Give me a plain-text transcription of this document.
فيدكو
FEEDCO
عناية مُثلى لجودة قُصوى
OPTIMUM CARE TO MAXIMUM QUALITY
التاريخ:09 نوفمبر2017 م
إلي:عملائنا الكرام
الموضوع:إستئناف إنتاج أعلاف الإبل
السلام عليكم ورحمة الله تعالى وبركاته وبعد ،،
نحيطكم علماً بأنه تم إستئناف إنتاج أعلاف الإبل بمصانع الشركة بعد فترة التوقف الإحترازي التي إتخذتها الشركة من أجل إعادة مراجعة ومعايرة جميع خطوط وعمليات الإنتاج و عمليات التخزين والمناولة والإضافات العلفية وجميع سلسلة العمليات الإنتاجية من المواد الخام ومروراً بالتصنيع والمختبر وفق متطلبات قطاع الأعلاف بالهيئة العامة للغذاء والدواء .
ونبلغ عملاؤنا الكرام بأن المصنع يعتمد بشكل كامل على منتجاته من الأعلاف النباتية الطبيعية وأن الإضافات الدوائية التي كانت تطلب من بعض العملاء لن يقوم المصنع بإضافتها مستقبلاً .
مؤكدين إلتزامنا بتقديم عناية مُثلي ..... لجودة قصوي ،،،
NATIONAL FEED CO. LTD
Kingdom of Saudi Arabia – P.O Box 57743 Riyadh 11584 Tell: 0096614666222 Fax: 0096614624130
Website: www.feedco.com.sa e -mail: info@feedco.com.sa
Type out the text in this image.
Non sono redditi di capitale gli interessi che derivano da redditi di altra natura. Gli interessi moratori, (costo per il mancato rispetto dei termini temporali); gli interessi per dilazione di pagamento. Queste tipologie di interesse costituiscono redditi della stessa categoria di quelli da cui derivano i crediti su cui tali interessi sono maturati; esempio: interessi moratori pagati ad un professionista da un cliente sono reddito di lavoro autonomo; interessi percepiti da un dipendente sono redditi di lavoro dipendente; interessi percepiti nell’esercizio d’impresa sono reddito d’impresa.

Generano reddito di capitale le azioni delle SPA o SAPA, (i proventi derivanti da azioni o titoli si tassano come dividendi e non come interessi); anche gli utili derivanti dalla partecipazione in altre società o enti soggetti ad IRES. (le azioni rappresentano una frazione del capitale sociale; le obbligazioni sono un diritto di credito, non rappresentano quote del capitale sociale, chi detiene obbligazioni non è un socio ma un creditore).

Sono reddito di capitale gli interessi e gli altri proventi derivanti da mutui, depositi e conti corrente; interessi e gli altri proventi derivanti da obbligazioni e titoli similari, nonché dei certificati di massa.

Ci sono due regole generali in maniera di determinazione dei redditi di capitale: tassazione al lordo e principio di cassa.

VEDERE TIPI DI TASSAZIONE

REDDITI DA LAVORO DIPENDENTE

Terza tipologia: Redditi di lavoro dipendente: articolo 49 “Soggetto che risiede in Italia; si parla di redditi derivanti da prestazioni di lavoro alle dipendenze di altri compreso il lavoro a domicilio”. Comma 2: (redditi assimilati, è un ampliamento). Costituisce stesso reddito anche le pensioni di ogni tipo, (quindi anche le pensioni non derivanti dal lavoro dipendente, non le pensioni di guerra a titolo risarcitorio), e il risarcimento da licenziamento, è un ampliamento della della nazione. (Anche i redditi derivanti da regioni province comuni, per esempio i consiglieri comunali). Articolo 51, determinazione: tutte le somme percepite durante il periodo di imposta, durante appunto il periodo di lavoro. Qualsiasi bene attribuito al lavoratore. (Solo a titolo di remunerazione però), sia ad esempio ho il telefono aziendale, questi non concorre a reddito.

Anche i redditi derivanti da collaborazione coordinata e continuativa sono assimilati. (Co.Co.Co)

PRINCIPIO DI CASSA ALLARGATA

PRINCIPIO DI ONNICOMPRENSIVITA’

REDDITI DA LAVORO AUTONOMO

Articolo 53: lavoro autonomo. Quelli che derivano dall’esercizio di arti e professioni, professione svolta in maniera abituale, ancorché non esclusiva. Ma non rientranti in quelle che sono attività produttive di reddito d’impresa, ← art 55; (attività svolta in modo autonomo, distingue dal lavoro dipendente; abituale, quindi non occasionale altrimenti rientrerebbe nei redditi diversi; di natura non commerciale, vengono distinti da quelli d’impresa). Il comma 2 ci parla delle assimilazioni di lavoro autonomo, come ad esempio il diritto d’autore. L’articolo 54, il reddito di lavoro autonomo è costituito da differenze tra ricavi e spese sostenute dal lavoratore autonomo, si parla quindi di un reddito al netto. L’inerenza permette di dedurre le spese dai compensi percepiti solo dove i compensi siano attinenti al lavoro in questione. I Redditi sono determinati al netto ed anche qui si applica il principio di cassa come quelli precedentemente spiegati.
——————————
-- TASK INSTRUCTIONS --
Identify and copy the lines holding the word "لجودة".

-- REPLY TO THE EXERCISE --
عناية مُثلى لجودة قُصوى
مؤكدين إلتزامنا بتقديم عناية مُثلي ..... لجودة قصوي ،،،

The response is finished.